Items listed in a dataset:
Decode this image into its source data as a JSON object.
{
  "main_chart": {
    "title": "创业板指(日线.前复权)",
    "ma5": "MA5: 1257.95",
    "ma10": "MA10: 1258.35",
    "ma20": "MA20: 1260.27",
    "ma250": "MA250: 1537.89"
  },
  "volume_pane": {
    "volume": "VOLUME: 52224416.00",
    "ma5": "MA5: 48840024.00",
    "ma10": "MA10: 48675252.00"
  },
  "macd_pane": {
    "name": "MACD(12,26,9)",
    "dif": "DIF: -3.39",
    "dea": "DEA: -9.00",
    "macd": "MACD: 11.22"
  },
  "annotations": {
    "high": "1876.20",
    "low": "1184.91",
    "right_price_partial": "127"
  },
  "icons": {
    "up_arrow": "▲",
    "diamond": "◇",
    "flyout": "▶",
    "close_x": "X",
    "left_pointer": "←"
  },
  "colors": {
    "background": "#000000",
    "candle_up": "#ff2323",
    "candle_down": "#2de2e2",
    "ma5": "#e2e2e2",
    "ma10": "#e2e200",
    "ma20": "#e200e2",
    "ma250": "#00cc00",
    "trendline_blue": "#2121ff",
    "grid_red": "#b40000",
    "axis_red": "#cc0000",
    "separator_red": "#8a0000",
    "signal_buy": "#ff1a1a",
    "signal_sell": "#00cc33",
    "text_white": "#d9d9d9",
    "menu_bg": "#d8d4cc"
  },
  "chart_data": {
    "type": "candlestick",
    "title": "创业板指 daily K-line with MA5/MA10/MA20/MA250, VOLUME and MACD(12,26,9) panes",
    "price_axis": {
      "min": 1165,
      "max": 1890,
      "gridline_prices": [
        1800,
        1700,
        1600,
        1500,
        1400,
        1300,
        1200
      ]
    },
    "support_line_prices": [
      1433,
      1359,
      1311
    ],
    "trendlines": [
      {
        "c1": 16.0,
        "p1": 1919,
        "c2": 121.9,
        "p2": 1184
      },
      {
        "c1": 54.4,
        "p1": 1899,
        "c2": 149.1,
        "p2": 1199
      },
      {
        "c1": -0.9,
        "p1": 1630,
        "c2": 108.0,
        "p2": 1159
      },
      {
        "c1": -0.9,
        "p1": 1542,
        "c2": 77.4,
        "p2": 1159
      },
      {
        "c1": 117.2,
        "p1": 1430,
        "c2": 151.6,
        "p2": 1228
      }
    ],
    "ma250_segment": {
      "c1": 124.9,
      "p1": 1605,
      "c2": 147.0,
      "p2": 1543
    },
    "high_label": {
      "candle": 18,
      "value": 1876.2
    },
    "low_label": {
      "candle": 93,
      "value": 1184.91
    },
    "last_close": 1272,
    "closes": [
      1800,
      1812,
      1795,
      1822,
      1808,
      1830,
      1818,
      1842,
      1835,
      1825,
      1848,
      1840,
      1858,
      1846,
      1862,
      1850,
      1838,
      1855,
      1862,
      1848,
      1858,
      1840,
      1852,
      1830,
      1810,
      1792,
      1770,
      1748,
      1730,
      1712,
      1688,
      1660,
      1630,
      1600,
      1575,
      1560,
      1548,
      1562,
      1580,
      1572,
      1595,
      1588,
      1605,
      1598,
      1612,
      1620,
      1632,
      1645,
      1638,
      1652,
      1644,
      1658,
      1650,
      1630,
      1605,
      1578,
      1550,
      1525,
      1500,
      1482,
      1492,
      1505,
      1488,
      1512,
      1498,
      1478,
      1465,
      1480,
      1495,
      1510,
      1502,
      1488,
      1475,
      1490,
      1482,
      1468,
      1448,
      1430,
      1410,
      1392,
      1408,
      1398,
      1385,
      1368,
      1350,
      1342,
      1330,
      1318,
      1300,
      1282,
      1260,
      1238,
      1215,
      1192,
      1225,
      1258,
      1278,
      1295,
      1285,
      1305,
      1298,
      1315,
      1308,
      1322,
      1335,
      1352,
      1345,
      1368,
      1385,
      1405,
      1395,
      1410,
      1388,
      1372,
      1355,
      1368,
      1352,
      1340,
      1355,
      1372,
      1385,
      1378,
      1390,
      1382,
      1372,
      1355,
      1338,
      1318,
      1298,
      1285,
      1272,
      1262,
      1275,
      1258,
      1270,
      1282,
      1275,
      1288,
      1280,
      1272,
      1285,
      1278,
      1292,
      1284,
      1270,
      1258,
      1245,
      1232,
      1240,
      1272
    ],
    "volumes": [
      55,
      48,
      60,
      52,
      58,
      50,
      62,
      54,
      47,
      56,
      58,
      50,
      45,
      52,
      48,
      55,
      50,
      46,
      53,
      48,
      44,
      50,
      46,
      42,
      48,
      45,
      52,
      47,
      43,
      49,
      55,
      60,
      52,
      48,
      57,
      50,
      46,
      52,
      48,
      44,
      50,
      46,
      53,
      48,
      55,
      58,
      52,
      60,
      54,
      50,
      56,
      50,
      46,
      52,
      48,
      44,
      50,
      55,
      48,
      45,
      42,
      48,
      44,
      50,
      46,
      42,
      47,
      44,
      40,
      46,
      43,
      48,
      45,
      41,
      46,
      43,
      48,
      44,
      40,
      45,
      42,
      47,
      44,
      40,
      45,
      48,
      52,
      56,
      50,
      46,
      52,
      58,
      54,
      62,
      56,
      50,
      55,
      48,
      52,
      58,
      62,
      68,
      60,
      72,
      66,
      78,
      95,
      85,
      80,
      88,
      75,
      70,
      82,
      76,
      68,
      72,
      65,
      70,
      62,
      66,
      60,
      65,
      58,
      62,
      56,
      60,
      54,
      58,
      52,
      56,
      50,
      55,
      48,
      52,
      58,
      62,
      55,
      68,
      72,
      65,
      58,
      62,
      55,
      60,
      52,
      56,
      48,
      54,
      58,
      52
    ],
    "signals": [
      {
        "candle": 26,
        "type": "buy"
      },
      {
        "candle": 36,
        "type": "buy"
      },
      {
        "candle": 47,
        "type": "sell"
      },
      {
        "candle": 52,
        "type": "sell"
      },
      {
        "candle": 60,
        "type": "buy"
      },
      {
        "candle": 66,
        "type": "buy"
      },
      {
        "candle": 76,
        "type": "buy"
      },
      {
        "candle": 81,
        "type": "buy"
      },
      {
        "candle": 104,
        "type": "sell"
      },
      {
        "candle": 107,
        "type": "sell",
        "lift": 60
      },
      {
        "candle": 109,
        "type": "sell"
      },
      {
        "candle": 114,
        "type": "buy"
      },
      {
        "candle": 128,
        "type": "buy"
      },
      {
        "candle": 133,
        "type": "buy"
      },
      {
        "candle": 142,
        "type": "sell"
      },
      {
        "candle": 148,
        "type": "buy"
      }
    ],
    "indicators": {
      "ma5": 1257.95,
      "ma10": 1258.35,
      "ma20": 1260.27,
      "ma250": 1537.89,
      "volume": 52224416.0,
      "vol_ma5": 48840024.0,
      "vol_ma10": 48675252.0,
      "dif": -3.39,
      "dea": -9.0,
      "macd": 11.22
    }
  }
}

#### [Directive]
Retype the data in full and match it exactly.

#### [Exercise answer]
Decode this image into its source data as a JSON object.
{
  "main_chart": {
    "title": "创业板指(日线.前复权)",
    "ma5": "MA5: 1257.95",
    "ma10": "MA10: 1258.35",
    "ma20": "MA20: 1260.27",
    "ma250": "MA250: 1537.89"
  },
  "volume_pane": {
    "volume": "VOLUME: 52224416.00",
    "ma5": "MA5: 48840024.00",
    "ma10": "MA10: 48675252.00"
  },
  "macd_pane": {
    "name": "MACD(12,26,9)",
    "dif": "DIF: -3.39",
    "dea": "DEA: -9.00",
    "macd": "MACD: 11.22"
  },
  "annotations": {
    "high": "1876.20",
    "low": "1184.91",
    "right_price_partial": "127"
  },
  "icons": {
    "up_arrow": "▲",
    "diamond": "◇",
    "flyout": "▶",
    "close_x": "X",
    "left_pointer": "←"
  },
  "colors": {
    "background": "#000000",
    "candle_up": "#ff2323",
    "candle_down": "#2de2e2",
    "ma5": "#e2e2e2",
    "ma10": "#e2e200",
    "ma20": "#e200e2",
    "ma250": "#00cc00",
    "trendline_blue": "#2121ff",
    "grid_red": "#b40000",
    "axis_red": "#cc0000",
    "separator_red": "#8a0000",
    "signal_buy": "#ff1a1a",
    "signal_sell": "#00cc33",
    "text_white": "#d9d9d9",
    "menu_bg": "#d8d4cc"
  },
  "chart_data": {
    "type": "candlestick",
    "title": "创业板指 daily K-line with MA5/MA10/MA20/MA250, VOLUME and MACD(12,26,9) panes",
    "price_axis": {
      "min": 1165,
      "max": 1890,
      "gridline_prices": [
        1800,
        1700,
        1600,
        1500,
        1400,
        1300,
        1200
      ]
    },
    "support_line_prices": [
      1433,
      1359,
      1311
    ],
    "trendlines": [
      {
        "c1": 16.0,
        "p1": 1919,
        "c2": 121.9,
        "p2": 1184
      },
      {
        "c1": 54.4,
        "p1": 1899,
        "c2": 149.1,
        "p2": 1199
      },
      {
        "c1": -0.9,
        "p1": 1630,
        "c2": 108.0,
        "p2": 1159
      },
      {
        "c1": -0.9,
        "p1": 1542,
        "c2": 77.4,
        "p2": 1159
      },
      {
        "c1": 117.2,
        "p1": 1430,
        "c2": 151.6,
        "p2": 1228
      }
    ],
    "ma250_segment": {
      "c1": 124.9,
      "p1": 1605,
      "c2": 147.0,
      "p2": 1543
    },
    "high_label": {
      "candle": 18,
      "value": 1876.2
    },
    "low_label": {
      "candle": 93,
      "value": 1184.91
    },
    "last_close": 1272,
    "closes": [
      1800,
      1812,
      1795,
      1822,
      1808,
      1830,
      1818,
      1842,
      1835,
      1825,
      1848,
      1840,
      1858,
      1846,
      1862,
      1850,
      1838,
      1855,
      1862,
      1848,
      1858,
      1840,
      1852,
      1830,
      1810,
      1792,
      1770,
      1748,
      1730,
      1712,
      1688,
      1660,
      1630,
      1600,
      1575,
      1560,
      1548,
      1562,
      1580,
      1572,
      1595,
      1588,
      1605,
      1598,
      1612,
      1620,
      1632,
      1645,
      1638,
      1652,
      1644,
      1658,
      1650,
      1630,
      1605,
      1578,
      1550,
      1525,
      1500,
      1482,
      1492,
      1505,
      1488,
      1512,
      1498,
      1478,
      1465,
      1480,
      1495,
      1510,
      1502,
      1488,
      1475,
      1490,
      1482,
      1468,
      1448,
      1430,
      1410,
      1392,
      1408,
      1398,
      1385,
      1368,
      1350,
      1342,
      1330,
      1318,
      1300,
      1282,
      1260,
      1238,
      1215,
      1192,
      1225,
      1258,
      1278,
      1295,
      1285,
      1305,
      1298,
      1315,
      1308,
      1322,
      1335,
      1352,
      1345,
      1368,
      1385,
      1405,
      1395,
      1410,
      1388,
      1372,
      1355,
      1368,
      1352,
      1340,
      1355,
      1372,
      1385,
      1378,
      1390,
      1382,
      1372,
      1355,
      1338,
      1318,
      1298,
      1285,
      1272,
      1262,
      1275,
      1258,
      1270,
      1282,
      1275,
      1288,
      1280,
      1272,
      1285,
      1278,
      1292,
      1284,
      1270,
      1258,
      1245,
      1232,
      1240,
      1272
    ],
    "volumes": [
      55,
      48,
      60,
      52,
      58,
      50,
      62,
      54,
      47,
      56,
      58,
      50,
      45,
      52,
      48,
      55,
      50,
      46,
      53,
      48,
      44,
      50,
      46,
      42,
      48,
      45,
      52,
      47,
      43,
      49,
      55,
      60,
      52,
      48,
      57,
      50,
      46,
      52,
      48,
      44,
      50,
      46,
      53,
      48,
      55,
      58,
      52,
      60,
      54,
      50,
      56,
      50,
      46,
      52,
      48,
      44,
      50,
      55,
      48,
      45,
      42,
      48,
      44,
      50,
      46,
      42,
      47,
      44,
      40,
      46,
      43,
      48,
      45,
      41,
      46,
      43,
      48,
      44,
      40,
      45,
      42,
      47,
      44,
      40,
      45,
      48,
      52,
      56,
      50,
      46,
      52,
      58,
      54,
      62,
      56,
      50,
      55,
      48,
      52,
      58,
      62,
      68,
      60,
      72,
      66,
      78,
      95,
      85,
      80,
      88,
      75,
      70,
      82,
      76,
      68,
      72,
      65,
      70,
      62,
      66,
      60,
      65,
      58,
      62,
      56,
      60,
      54,
      58,
      52,
      56,
      50,
      55,
      48,
      52,
      58,
      62,
      55,
      68,
      72,
      65,
      58,
      62,
      55,
      60,
      52,
      56,
      48,
      54,
      58,
      52
    ],
    "signals": [
      {
        "candle": 26,
        "type": "buy"
      },
      {
        "candle": 36,
        "type": "buy"
      },
      {
        "candle": 47,
        "type": "sell"
      },
      {
        "candle": 52,
        "type": "sell"
      },
      {
        "candle": 60,
        "type": "buy"
      },
      {
        "candle": 66,
        "type": "buy"
      },
      {
        "candle": 76,
        "type": "buy"
      },
      {
        "candle": 81,
        "type": "buy"
      },
      {
        "candle": 104,
        "type": "sell"
      },
      {
        "candle": 107,
        "type": "sell",
        "lift": 60
      },
      {
        "candle": 109,
        "type": "sell"
      },
      {
        "candle": 114,
        "type": "buy"
      },
      {
        "candle": 128,
        "type": "buy"
      },
      {
        "candle": 133,
        "type": "buy"
      },
      {
        "candle": 142,
        "type": "sell"
      },
      {
        "candle": 148,
        "type": "buy"
      }
    ],
    "indicators": {
      "ma5": 1257.95,
      "ma10": 1258.35,
      "ma20": 1260.27,
      "ma250": 1537.89,
      "volume": 52224416.0,
      "vol_ma5": 48840024.0,
      "vol_ma10": 48675252.0,
      "dif": -3.39,
      "dea": -9.0,
      "macd": 11.22
    }
  }
}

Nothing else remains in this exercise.